## START Dataset rows

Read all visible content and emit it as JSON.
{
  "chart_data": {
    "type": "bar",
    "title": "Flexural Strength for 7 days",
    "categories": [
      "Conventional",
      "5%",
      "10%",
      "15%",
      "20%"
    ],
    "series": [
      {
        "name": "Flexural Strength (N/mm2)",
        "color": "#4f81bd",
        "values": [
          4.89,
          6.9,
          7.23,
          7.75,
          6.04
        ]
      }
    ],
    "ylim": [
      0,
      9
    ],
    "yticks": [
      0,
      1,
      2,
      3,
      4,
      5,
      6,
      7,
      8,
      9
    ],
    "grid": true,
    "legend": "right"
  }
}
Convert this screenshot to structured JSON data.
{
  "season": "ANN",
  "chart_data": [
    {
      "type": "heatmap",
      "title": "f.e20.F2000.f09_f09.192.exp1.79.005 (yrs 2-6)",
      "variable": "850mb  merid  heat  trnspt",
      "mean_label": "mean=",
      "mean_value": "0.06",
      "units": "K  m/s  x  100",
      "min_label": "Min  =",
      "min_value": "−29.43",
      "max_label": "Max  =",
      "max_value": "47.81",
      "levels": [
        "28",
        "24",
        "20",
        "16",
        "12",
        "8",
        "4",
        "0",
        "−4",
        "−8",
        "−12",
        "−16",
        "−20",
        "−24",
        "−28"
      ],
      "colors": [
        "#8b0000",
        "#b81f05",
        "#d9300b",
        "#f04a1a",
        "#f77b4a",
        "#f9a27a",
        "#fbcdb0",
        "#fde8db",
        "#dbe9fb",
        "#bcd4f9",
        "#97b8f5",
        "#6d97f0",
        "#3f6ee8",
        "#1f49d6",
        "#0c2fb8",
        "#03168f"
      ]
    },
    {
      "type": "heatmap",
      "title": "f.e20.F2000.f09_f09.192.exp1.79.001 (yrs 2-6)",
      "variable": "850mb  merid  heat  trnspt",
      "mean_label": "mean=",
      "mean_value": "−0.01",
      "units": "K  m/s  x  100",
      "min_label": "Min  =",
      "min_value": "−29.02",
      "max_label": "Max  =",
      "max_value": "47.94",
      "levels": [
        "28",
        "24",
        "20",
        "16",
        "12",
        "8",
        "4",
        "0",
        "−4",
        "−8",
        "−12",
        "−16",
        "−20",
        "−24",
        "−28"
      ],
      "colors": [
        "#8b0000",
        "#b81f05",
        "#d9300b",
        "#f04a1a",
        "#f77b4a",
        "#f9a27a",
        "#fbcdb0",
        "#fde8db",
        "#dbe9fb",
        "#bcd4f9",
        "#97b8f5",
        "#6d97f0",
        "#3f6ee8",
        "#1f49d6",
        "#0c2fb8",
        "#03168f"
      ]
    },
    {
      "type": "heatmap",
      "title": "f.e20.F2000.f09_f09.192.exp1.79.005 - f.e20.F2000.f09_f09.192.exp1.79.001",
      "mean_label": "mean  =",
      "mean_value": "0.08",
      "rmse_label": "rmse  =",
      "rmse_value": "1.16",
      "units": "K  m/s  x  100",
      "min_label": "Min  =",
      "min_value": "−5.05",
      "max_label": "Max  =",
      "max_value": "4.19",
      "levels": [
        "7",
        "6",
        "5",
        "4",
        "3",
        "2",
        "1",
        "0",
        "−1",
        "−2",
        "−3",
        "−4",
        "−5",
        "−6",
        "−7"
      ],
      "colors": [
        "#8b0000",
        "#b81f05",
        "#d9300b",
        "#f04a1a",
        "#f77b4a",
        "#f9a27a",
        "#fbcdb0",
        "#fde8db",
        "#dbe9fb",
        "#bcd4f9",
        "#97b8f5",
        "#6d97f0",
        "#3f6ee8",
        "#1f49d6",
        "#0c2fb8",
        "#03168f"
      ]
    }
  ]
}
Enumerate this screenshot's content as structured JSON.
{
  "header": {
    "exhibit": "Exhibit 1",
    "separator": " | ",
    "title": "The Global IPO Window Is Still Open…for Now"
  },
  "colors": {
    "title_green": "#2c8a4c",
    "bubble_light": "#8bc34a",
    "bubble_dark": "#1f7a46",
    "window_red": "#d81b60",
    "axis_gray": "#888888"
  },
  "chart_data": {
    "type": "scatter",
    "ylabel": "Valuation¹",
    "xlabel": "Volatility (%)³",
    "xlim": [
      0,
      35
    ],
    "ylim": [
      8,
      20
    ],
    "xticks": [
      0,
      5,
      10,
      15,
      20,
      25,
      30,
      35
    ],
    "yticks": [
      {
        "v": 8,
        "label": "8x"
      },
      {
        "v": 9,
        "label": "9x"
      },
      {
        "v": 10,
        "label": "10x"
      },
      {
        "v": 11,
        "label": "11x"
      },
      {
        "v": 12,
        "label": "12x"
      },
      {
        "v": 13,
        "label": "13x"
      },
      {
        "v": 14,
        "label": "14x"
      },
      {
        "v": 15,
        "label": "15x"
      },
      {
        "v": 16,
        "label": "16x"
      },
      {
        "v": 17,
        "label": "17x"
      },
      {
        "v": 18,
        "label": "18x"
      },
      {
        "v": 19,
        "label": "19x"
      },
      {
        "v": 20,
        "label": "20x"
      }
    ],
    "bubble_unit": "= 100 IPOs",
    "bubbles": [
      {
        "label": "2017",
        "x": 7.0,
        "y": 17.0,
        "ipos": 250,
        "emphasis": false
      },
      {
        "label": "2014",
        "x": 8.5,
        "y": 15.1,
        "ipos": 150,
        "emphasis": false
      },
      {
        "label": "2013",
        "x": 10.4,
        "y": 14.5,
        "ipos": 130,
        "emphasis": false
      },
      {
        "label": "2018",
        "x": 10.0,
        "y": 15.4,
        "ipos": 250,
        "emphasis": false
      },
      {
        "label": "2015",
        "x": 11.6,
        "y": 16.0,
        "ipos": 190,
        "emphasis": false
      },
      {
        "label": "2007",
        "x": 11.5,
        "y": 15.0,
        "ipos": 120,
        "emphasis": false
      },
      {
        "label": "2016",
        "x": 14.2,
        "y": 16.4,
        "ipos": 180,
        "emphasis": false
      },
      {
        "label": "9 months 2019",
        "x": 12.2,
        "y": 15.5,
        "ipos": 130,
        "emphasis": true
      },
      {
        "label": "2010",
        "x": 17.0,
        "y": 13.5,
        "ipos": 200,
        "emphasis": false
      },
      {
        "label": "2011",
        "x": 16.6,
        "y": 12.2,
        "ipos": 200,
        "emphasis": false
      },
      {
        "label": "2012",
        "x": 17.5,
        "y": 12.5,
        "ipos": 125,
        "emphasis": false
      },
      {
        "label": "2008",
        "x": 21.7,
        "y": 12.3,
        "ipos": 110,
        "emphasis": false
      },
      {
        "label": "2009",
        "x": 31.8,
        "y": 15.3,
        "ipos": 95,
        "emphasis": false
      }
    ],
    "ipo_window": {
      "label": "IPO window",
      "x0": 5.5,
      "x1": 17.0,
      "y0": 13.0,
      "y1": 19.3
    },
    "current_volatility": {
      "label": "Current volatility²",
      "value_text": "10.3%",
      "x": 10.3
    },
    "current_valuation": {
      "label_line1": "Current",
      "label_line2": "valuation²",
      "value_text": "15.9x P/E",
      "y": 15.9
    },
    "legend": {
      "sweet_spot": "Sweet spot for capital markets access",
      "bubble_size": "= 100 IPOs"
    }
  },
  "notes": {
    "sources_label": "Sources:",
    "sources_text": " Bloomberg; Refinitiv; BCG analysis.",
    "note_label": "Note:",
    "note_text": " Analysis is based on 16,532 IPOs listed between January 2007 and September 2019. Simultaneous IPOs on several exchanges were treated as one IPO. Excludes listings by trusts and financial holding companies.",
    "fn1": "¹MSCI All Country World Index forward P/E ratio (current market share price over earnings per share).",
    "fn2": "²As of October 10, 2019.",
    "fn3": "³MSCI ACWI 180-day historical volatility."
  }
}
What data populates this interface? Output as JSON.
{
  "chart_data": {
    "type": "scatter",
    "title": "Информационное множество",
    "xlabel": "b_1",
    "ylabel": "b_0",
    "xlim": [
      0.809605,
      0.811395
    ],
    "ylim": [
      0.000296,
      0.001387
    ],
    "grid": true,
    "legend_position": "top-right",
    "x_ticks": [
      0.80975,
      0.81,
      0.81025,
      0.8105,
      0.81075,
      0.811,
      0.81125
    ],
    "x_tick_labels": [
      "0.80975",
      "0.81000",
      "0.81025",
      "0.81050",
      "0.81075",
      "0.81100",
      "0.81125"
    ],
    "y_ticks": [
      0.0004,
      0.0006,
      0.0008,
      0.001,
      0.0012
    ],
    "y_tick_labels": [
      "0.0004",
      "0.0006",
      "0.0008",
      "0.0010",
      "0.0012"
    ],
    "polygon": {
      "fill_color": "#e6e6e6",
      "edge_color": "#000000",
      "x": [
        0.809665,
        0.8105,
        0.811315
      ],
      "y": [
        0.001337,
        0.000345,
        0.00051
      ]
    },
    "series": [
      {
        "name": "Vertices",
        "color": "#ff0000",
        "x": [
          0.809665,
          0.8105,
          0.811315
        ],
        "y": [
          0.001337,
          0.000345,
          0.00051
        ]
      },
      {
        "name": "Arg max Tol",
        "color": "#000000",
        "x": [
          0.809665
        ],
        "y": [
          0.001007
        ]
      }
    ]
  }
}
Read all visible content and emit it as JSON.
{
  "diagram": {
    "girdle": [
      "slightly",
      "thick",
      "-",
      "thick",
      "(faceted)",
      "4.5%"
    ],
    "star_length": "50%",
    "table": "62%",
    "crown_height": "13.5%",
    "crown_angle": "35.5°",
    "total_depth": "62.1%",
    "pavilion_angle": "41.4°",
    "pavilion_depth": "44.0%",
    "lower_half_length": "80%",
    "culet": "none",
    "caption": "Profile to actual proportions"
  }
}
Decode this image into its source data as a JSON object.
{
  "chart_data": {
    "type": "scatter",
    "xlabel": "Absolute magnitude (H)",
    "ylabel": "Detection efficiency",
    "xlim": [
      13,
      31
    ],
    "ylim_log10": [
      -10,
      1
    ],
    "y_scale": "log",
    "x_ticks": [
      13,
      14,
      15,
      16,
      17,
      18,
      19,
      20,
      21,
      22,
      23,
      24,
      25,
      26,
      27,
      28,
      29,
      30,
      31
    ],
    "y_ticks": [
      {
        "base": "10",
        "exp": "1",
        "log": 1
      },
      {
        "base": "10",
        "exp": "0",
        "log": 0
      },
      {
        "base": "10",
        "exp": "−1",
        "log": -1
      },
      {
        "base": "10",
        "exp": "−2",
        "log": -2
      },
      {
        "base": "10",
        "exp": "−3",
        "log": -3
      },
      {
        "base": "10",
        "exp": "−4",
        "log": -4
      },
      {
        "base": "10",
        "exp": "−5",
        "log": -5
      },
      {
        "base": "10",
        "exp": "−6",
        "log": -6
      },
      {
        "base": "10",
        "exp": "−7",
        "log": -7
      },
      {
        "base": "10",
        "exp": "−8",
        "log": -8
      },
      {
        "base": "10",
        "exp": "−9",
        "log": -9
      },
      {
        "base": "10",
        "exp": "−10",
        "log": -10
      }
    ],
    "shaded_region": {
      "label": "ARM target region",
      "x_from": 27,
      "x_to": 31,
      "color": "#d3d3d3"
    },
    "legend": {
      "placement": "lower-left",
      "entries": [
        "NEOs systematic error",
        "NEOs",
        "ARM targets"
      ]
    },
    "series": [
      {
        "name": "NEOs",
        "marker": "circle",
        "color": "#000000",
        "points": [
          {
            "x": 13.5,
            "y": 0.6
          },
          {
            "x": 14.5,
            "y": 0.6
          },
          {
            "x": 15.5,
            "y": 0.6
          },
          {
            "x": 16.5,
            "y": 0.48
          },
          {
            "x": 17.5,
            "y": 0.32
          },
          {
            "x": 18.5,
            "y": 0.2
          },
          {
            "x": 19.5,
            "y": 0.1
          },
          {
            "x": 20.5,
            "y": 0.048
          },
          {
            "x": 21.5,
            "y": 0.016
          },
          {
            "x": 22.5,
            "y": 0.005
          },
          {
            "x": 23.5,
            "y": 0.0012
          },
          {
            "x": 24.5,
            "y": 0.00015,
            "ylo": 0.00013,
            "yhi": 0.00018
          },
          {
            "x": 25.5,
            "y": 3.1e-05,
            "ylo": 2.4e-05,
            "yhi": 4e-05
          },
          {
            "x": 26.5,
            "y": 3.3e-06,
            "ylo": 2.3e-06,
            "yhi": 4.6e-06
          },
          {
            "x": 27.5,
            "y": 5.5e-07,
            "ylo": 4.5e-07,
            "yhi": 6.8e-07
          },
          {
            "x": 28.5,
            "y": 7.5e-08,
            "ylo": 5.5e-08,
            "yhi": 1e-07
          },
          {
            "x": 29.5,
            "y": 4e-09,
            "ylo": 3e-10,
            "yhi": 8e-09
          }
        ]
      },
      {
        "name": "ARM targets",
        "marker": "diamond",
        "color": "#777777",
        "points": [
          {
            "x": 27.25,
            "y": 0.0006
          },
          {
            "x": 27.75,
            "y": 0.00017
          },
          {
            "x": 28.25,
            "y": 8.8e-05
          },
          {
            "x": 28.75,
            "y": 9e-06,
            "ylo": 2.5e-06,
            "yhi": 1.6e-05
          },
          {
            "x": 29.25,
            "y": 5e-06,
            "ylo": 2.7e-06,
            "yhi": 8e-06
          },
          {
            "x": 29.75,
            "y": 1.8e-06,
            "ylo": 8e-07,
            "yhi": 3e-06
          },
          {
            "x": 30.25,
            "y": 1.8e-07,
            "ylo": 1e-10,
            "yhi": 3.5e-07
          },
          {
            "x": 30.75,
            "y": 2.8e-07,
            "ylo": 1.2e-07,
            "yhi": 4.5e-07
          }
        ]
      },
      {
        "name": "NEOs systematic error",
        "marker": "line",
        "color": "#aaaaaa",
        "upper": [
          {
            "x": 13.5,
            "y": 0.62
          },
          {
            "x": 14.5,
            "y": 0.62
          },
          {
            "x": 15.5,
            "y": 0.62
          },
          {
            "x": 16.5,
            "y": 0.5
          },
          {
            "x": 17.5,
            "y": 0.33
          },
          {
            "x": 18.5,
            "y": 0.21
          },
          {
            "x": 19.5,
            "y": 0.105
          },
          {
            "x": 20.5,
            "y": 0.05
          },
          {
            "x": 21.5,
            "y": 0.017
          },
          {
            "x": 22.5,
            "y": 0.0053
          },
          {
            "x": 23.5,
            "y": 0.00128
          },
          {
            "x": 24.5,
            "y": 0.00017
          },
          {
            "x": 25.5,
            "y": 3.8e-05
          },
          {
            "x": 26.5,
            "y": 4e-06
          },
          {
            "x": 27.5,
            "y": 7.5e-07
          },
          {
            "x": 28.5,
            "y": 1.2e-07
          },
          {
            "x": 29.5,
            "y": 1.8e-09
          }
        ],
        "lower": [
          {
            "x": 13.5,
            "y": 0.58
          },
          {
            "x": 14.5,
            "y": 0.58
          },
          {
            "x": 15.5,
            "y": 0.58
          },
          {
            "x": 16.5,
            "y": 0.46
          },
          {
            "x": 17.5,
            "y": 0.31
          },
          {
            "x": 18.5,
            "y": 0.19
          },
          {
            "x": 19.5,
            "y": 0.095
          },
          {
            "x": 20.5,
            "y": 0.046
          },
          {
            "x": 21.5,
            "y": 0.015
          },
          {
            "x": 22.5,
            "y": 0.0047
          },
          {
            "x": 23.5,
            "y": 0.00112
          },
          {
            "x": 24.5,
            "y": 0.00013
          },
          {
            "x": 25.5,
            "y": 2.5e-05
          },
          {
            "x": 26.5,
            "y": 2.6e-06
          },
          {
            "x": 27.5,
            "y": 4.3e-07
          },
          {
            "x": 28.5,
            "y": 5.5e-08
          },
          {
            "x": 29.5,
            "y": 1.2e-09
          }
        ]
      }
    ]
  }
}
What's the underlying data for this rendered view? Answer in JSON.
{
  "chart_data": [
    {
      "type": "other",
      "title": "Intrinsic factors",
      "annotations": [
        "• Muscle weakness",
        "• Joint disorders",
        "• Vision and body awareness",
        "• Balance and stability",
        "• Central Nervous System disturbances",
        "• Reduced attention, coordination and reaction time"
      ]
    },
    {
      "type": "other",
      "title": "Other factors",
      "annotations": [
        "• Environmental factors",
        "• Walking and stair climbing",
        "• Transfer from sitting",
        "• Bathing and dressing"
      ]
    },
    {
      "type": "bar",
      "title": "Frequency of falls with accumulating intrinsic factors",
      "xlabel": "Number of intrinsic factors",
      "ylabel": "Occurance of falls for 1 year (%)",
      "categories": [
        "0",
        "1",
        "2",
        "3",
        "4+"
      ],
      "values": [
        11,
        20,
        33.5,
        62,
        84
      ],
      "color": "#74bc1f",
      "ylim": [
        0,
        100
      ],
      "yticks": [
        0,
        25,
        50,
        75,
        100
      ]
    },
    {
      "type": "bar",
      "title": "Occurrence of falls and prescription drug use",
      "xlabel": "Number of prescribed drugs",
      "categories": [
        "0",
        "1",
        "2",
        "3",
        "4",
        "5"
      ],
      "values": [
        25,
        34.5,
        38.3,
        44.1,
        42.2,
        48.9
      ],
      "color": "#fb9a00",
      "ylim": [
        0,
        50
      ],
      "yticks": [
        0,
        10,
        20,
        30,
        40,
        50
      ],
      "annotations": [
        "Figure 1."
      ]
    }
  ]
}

## END Dataset rows

> [Exercise brief]:
Copy every line of the records above that contains "ylabel".

> [Expected output]:
    "ylabel": "Valuation¹",
    "ylabel": "b_0",
    "ylabel": "Detection efficiency",
      "ylabel": "Occurance of falls for 1 year (%)",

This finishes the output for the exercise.